Set task: Locate each line containing the string "foremost" and copy it out.

(Data records)

[Begin]

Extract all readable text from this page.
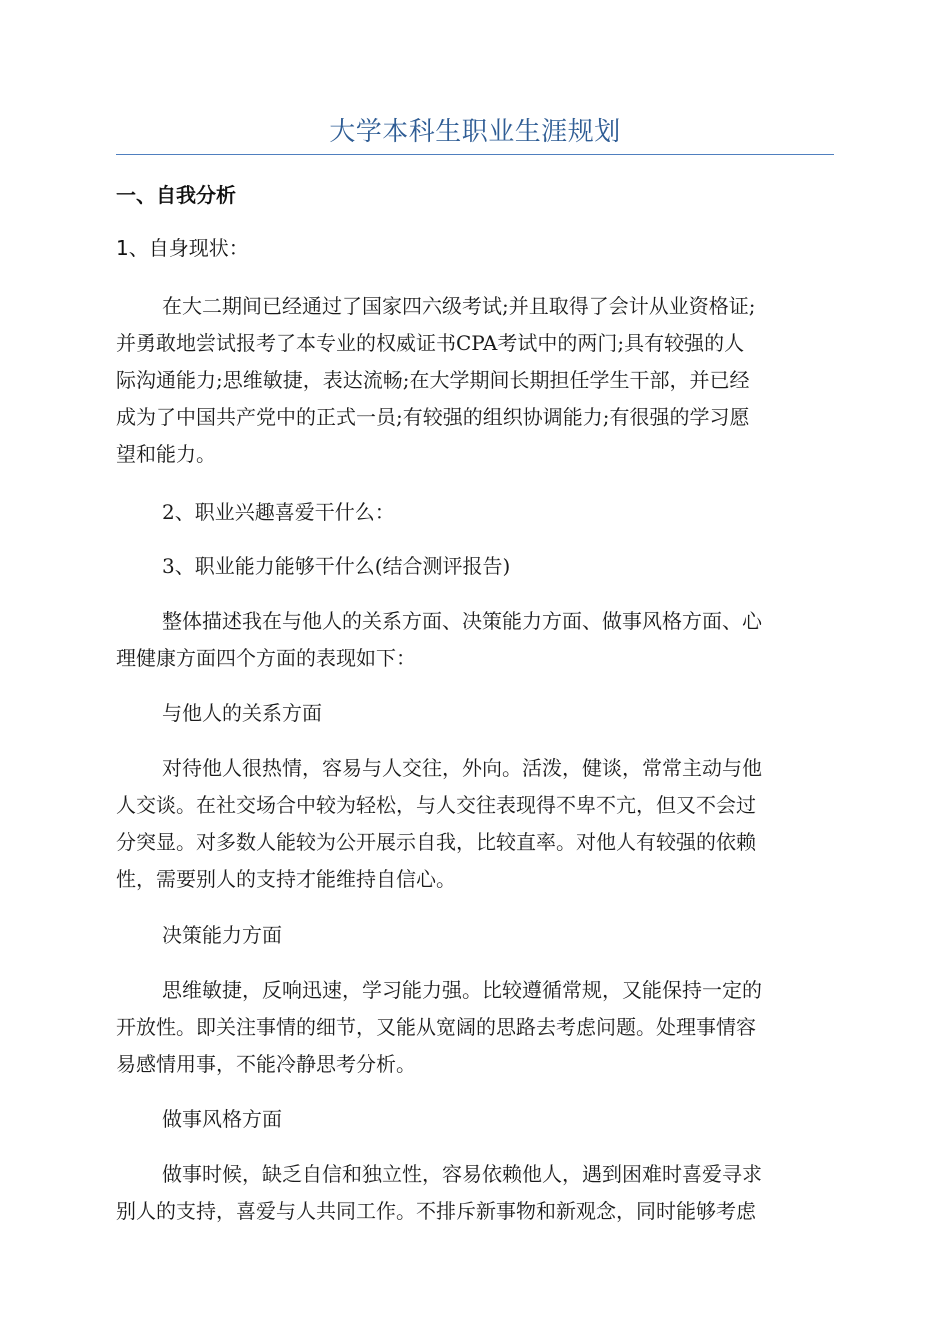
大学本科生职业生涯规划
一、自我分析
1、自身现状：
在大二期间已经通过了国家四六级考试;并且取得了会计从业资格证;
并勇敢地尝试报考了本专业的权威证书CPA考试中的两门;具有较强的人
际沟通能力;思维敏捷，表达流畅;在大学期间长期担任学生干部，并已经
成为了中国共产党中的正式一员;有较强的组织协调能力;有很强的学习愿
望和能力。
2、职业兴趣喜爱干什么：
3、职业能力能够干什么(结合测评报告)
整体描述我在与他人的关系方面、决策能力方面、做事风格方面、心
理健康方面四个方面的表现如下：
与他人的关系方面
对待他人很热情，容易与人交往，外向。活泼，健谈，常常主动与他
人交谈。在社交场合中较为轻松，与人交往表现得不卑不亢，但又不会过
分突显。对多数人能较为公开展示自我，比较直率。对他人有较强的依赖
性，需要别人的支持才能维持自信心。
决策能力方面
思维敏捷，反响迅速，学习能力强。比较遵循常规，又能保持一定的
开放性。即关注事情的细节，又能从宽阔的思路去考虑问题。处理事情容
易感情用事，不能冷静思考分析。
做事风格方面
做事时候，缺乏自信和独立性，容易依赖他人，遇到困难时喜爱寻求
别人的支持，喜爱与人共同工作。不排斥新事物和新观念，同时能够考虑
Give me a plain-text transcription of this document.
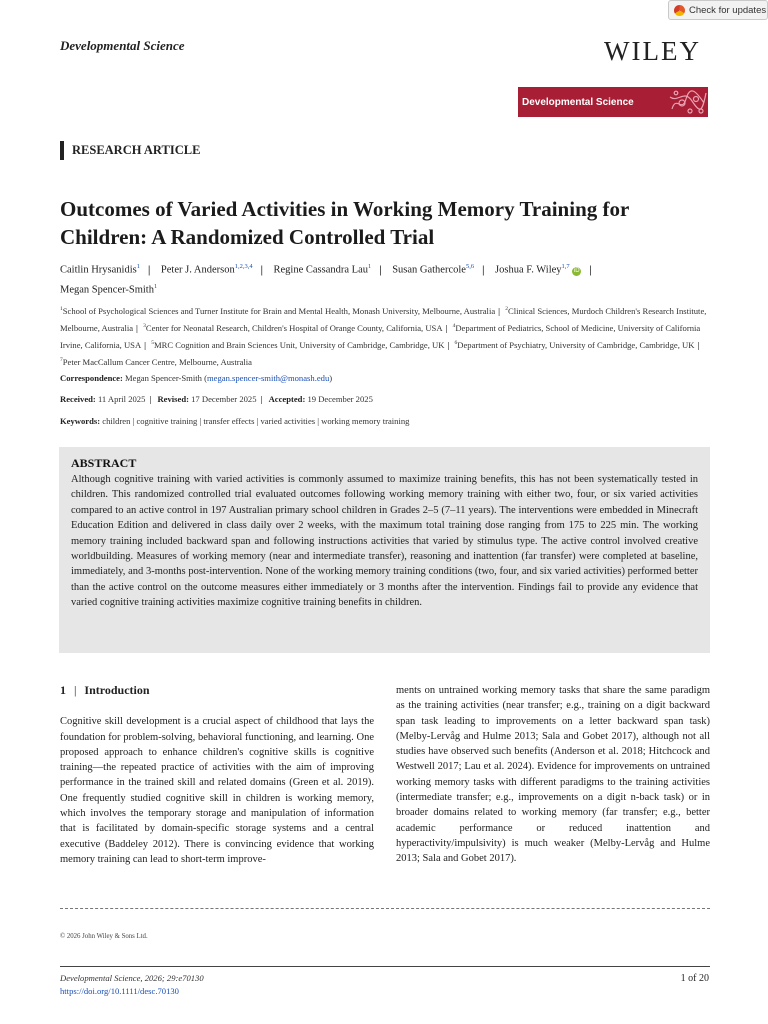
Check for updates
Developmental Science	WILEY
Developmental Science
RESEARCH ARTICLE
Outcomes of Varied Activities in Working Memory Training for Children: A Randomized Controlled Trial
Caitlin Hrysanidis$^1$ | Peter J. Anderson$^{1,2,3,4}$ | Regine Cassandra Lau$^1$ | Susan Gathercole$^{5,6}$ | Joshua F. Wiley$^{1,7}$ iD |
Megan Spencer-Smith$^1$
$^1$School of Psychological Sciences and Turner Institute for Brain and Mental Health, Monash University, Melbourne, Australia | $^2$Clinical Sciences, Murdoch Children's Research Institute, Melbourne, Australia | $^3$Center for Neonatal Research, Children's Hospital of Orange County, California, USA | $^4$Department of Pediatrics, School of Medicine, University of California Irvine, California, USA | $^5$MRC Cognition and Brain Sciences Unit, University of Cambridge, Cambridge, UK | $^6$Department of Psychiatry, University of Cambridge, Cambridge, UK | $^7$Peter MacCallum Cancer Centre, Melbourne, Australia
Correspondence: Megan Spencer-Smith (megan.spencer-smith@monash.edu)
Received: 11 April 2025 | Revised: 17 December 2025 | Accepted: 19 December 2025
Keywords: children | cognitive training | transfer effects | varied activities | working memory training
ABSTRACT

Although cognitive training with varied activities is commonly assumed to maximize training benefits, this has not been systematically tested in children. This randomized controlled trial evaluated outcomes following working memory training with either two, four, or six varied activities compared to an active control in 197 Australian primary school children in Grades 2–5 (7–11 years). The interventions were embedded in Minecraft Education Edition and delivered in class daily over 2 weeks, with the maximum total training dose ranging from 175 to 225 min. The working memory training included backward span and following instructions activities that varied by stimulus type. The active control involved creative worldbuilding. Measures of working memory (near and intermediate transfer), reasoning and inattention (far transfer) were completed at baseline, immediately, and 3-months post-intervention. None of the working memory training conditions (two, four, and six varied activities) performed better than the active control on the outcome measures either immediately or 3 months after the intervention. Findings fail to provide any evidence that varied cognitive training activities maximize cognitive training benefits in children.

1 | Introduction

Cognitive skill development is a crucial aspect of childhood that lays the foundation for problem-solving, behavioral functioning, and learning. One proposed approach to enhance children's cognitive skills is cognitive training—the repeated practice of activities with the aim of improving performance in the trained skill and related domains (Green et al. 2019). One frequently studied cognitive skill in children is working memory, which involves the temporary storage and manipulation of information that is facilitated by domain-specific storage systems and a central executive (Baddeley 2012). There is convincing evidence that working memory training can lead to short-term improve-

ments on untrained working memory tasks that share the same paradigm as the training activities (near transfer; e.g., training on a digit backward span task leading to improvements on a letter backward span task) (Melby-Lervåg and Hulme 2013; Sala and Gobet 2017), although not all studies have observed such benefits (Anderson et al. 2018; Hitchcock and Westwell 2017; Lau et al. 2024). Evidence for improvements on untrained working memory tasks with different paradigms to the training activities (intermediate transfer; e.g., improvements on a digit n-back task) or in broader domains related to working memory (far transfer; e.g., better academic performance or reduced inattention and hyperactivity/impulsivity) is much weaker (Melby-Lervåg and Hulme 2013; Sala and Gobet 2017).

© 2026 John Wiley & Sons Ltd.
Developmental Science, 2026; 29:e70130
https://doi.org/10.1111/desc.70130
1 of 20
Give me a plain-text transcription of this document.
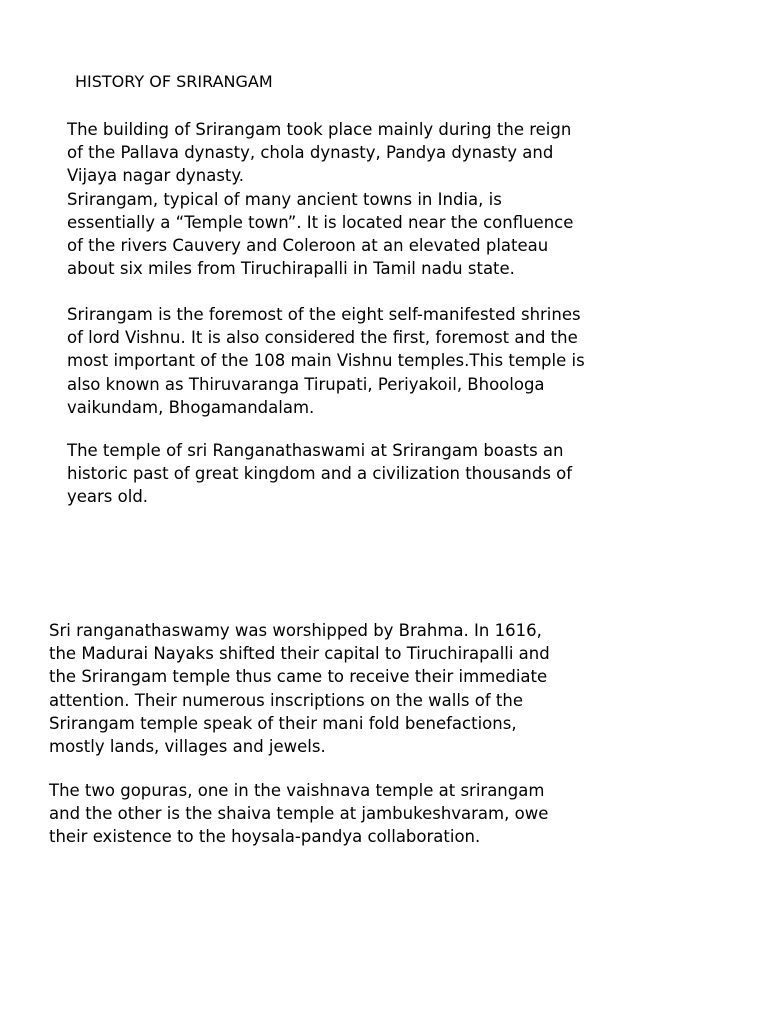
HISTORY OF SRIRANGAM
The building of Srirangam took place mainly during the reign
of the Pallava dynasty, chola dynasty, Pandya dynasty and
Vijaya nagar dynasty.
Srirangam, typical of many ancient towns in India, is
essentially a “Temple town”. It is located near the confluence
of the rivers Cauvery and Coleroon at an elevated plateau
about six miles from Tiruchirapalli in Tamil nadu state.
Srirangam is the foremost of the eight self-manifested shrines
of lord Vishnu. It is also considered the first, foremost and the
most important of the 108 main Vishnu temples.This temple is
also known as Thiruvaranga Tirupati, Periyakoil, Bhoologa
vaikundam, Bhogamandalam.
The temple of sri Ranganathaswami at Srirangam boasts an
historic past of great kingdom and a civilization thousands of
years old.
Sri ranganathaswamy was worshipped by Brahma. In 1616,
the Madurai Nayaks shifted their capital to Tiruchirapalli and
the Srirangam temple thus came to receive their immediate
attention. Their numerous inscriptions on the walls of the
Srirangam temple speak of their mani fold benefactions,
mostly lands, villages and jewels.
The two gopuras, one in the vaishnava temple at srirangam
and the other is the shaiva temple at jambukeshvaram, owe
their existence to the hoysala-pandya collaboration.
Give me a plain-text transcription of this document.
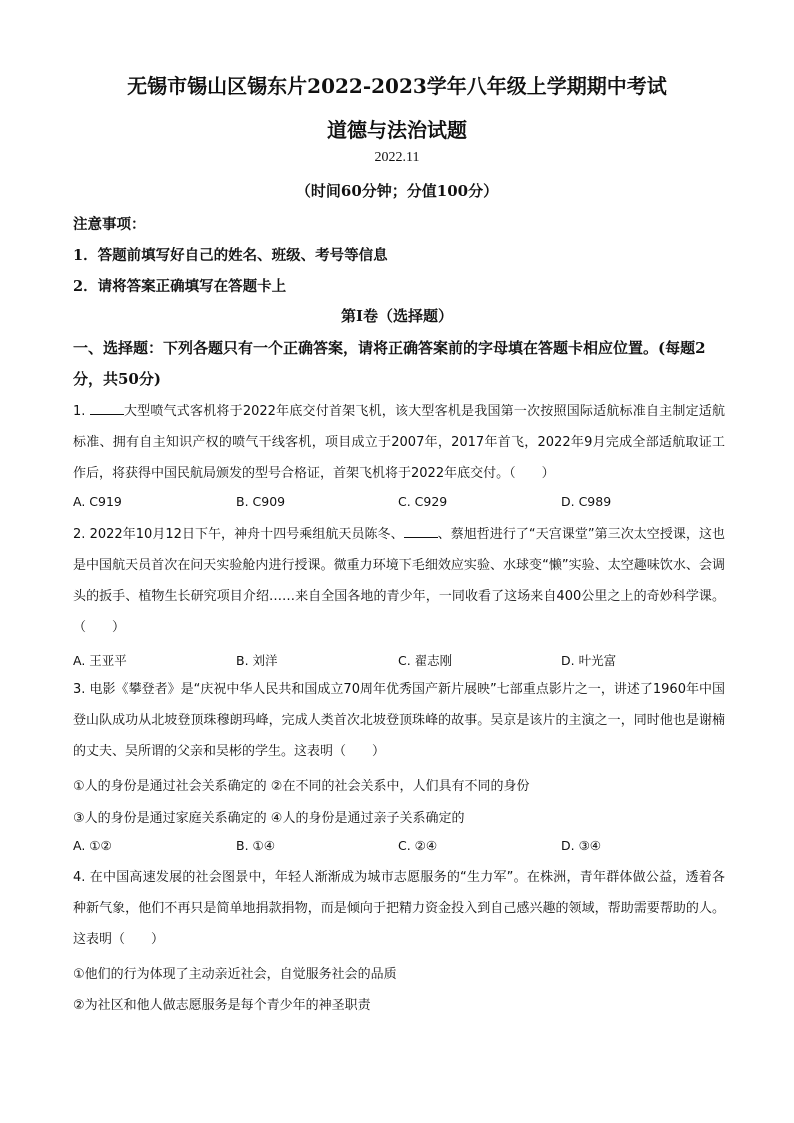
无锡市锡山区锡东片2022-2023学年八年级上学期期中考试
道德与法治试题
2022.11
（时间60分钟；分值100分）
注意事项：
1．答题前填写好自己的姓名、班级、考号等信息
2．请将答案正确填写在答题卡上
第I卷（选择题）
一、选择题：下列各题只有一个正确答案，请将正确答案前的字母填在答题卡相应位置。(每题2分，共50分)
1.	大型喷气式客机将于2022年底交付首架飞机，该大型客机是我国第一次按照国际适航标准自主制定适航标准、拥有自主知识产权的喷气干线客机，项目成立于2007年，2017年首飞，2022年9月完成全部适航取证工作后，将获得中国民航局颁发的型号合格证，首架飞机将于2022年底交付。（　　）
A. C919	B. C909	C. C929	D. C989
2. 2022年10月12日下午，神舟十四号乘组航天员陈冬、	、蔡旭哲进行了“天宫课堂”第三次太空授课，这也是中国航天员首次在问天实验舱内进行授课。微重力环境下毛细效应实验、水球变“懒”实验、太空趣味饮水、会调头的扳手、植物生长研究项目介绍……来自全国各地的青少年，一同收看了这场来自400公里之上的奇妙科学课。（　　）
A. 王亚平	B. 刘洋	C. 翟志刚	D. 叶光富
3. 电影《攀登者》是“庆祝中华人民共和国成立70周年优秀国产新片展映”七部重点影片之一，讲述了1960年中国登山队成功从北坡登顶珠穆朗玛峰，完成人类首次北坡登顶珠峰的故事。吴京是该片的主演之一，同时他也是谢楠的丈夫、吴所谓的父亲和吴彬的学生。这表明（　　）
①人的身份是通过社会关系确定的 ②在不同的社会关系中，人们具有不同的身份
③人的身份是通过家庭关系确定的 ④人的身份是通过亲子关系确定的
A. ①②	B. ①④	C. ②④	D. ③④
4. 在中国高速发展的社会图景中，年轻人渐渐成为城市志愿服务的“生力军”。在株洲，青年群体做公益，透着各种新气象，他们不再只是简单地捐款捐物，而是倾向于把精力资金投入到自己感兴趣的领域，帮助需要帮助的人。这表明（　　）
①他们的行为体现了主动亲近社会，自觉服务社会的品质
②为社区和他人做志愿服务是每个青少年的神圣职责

[End]

Response:
Srirangam is the foremost of the eight self-manifested shrines
of lord Vishnu. It is also considered the first, foremost and the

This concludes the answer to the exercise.